# Text provided
-- Start --
The charity’s chief executive, Patrick Green, says: “If we want to stop knife crime, the Prime Minister must focus on prevention and early intervention, stopping knife crime at source and saving victims and offenders from a tragic future.
“If he takes these steps, then I am confident we can reverse the trend and, 12 years after Ben’s murder, stop other families having to endure a lifetime of pain.”
We must do more
Nick De Bois, ex-Tory MP, and campaigner
MORE needs to be done to tackle knife crime.
Courts must also do their job by putting repeat offenders into jail where they belong. Money should be no obstacle to this, and neither should the political will to do it.
This is something close to my heart. In March 2010, I knocked on the door of a mother in my North London constituency of Enfield – Yvonne Lawson, whose son Godwin had been senselessly and tragically stabbed to death earlier that week.
Working with Yvonne and an army of campaigners, we got the Government to introduce a “two strikes” law which meant, if you are convicted of carrying a knife twice, you go to jail.
After all, to kill someone with a knife, you have to first carry one. But, unbelievably, five years after it came into force, our courts still fail to send many repeat offenders to jail. It is not good enough.
In London alone, half of those offenders charged with homicide had previously committed a knife crime. Is it any wonder that, already in 2020, we’ve seen more murders by stabbing than this time last year?
We cannot tolerate another year of wasted lives.
-- End --
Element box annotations
-- Start --
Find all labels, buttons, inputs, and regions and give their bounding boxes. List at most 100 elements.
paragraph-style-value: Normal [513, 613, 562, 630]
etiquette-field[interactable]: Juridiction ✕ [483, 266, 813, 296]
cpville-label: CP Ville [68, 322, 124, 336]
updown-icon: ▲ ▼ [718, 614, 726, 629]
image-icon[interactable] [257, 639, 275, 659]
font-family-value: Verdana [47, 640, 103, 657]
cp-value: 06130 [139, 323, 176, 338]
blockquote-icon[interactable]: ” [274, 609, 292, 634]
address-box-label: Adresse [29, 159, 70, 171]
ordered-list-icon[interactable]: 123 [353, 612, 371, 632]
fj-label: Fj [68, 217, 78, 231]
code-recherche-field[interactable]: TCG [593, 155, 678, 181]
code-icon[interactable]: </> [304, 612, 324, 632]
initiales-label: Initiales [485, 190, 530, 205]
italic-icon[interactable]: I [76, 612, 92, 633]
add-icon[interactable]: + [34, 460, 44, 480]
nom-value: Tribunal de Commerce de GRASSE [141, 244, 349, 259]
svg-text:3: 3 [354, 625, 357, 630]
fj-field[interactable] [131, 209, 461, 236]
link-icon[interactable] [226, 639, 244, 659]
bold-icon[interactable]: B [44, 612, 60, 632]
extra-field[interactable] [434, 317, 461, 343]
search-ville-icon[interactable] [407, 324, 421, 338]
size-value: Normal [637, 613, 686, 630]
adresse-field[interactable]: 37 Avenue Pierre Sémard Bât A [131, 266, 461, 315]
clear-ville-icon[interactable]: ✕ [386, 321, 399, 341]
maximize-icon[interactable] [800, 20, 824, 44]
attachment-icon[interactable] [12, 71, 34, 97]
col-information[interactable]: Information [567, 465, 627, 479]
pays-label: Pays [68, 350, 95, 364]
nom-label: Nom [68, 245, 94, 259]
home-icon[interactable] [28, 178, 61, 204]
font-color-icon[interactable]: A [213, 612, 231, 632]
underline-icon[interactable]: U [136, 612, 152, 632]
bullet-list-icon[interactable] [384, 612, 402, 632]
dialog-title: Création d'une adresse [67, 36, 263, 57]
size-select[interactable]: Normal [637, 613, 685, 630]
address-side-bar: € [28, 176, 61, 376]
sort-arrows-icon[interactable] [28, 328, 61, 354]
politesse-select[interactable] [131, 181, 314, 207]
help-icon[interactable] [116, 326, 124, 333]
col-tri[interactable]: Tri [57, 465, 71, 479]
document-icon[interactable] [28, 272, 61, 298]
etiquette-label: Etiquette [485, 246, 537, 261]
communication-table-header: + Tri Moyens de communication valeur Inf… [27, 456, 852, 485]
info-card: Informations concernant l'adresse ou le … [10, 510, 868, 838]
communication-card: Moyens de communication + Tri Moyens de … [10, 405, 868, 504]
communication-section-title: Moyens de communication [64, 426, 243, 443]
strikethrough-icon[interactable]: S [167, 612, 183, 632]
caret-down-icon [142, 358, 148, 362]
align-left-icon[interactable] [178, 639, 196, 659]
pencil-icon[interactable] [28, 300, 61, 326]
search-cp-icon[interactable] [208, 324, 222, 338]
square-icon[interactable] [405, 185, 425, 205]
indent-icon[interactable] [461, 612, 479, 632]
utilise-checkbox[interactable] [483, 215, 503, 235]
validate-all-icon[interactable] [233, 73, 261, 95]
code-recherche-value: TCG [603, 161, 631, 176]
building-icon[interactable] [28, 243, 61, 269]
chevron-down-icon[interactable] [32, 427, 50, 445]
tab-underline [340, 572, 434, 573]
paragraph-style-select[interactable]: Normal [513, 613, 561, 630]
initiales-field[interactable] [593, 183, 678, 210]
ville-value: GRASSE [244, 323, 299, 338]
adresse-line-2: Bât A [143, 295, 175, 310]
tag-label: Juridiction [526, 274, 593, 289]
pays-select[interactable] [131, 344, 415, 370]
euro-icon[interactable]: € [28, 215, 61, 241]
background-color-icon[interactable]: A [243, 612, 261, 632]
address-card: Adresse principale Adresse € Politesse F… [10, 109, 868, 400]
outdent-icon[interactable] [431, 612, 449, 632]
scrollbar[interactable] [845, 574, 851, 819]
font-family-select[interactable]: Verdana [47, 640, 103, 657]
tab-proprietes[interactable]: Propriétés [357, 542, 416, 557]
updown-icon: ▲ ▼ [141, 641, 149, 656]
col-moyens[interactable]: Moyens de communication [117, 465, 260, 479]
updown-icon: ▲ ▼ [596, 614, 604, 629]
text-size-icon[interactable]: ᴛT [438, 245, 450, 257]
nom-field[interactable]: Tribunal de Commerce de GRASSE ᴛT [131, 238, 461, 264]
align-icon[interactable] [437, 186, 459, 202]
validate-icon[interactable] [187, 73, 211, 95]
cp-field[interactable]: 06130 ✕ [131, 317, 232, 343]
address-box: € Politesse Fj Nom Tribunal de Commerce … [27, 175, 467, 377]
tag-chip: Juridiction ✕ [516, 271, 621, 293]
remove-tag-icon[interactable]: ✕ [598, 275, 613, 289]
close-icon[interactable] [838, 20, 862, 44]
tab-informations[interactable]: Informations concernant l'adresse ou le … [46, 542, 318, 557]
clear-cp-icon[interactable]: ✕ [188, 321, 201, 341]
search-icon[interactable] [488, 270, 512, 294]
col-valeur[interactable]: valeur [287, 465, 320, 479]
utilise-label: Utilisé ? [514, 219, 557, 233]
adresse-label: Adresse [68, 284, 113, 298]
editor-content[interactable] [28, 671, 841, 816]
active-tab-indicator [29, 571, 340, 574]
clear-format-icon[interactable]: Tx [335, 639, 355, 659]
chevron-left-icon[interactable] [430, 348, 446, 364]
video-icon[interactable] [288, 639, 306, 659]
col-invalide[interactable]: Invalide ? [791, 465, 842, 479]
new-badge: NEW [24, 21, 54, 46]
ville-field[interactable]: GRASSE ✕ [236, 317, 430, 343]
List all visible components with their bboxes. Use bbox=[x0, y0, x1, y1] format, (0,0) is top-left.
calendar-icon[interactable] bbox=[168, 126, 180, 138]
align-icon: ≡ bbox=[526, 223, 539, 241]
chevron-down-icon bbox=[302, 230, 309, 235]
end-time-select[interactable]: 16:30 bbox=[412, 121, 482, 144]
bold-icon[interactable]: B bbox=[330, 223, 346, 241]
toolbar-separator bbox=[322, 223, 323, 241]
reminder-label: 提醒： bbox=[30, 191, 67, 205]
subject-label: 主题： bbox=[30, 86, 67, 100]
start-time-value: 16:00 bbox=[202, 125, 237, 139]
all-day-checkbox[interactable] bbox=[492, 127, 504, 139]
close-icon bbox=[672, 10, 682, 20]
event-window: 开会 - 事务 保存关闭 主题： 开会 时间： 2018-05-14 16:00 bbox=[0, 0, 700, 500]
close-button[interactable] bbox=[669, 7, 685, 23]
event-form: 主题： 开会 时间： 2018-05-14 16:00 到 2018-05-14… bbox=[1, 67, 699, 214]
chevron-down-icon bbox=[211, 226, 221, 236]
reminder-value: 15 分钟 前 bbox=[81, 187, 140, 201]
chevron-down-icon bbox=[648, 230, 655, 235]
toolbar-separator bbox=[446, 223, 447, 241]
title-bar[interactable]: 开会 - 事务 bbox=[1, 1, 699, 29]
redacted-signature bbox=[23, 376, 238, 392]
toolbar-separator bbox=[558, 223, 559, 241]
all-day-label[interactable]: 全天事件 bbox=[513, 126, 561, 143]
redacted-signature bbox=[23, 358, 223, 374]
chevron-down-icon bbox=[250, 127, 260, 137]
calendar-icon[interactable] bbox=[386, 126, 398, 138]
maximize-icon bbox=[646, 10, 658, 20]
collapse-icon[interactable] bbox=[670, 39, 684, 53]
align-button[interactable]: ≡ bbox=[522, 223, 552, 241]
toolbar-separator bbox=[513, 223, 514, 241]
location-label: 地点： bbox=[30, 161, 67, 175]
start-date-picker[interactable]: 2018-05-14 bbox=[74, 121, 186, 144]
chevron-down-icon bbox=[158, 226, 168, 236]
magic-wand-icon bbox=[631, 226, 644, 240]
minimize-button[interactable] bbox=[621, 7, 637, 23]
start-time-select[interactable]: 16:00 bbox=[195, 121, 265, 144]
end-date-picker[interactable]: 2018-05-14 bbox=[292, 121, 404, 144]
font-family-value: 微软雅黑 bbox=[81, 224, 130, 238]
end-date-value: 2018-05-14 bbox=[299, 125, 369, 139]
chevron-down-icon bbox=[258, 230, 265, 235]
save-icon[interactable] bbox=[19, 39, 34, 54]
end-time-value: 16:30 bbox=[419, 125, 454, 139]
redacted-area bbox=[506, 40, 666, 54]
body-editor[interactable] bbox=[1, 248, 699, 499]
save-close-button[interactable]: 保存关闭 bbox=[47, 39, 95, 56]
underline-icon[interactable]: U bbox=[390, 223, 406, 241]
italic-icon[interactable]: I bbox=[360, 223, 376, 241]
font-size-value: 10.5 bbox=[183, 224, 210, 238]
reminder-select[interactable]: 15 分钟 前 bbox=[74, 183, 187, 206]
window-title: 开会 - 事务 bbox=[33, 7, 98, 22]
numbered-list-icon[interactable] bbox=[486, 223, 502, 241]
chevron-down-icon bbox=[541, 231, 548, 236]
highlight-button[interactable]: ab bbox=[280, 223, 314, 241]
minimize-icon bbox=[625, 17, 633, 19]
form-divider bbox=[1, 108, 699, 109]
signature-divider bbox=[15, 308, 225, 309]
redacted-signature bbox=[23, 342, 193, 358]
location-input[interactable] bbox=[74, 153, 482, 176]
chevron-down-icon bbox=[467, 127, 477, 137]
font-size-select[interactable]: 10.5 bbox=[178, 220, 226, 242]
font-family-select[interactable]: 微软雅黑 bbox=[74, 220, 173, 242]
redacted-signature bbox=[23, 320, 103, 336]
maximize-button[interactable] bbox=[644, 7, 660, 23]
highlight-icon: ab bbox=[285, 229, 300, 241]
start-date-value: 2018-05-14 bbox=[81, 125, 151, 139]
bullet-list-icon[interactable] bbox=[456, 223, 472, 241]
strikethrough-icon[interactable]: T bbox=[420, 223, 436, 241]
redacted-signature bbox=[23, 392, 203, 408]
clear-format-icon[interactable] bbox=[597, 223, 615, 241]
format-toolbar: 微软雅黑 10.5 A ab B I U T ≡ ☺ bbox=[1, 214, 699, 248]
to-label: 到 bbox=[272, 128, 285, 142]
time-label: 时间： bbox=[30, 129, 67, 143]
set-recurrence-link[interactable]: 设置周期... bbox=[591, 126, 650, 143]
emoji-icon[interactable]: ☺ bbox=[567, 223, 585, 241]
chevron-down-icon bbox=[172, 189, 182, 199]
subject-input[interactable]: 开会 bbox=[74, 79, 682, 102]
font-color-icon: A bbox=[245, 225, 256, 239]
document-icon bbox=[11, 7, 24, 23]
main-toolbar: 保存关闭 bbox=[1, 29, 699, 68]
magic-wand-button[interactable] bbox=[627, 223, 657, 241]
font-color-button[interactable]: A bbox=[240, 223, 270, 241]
-- End --
# Problems and tasks
- 1) Using the knife crime text, explain in one to three sentences why it argues that people caught carrying a knife a second time should be sent to jail.
- 2) Copy the passage of the knife crime text from "The charity’s chief" to "will to do it.".

# Answers below
- 1) To kill someone with a knife, a person must first carry one. The text adds that in London alone, half of those charged with homicide had previously committed a knife crime.

- 2)
The charity’s chief executive, Patrick Green, says: “If we want to stop knife crime, the Prime Minister must focus on prevention and early intervention, stopping knife crime at source and saving victims and offenders from a tragic future.
“If he takes these steps, then I am confident we can reverse the trend and, 12 years after Ben’s murder, stop other families having to endure a lifetime of pain.”
We must do more
Nick De Bois, ex-Tory MP, and campaigner
MORE needs to be done to tackle knife crime.
Courts must also do their job by putting repeat offenders into jail where they belong. Money should be no obstacle to this, and neither should the political will to do it.